# TASK REQUIREMENTS
Every line of the material is to be repeated exactly as it stands.

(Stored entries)
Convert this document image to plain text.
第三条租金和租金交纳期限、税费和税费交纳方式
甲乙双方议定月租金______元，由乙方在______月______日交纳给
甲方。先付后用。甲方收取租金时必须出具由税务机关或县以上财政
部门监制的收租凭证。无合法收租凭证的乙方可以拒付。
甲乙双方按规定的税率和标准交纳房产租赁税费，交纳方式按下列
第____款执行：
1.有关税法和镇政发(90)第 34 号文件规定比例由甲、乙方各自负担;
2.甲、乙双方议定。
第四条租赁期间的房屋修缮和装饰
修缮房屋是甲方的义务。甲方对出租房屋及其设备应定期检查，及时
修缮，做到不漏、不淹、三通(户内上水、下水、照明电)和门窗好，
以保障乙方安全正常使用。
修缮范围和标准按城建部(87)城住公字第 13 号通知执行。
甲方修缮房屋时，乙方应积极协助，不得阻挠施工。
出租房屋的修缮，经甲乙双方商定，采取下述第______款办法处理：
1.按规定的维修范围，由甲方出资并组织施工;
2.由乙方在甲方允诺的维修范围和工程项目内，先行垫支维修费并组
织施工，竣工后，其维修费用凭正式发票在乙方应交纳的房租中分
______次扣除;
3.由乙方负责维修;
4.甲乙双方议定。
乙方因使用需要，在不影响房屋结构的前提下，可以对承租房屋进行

# WRITTEN SOLUTION
Convert this document image to plain text.
第三条租金和租金交纳期限、税费和税费交纳方式
甲乙双方议定月租金______元，由乙方在______月______日交纳给
甲方。先付后用。甲方收取租金时必须出具由税务机关或县以上财政
部门监制的收租凭证。无合法收租凭证的乙方可以拒付。
甲乙双方按规定的税率和标准交纳房产租赁税费，交纳方式按下列
第____款执行：
1.有关税法和镇政发(90)第 34 号文件规定比例由甲、乙方各自负担;
2.甲、乙双方议定。
第四条租赁期间的房屋修缮和装饰
修缮房屋是甲方的义务。甲方对出租房屋及其设备应定期检查，及时
修缮，做到不漏、不淹、三通(户内上水、下水、照明电)和门窗好，
以保障乙方安全正常使用。
修缮范围和标准按城建部(87)城住公字第 13 号通知执行。
甲方修缮房屋时，乙方应积极协助，不得阻挠施工。
出租房屋的修缮，经甲乙双方商定，采取下述第______款办法处理：
1.按规定的维修范围，由甲方出资并组织施工;
2.由乙方在甲方允诺的维修范围和工程项目内，先行垫支维修费并组
织施工，竣工后，其维修费用凭正式发票在乙方应交纳的房租中分
______次扣除;
3.由乙方负责维修;
4.甲乙双方议定。
乙方因使用需要，在不影响房屋结构的前提下，可以对承租房屋进行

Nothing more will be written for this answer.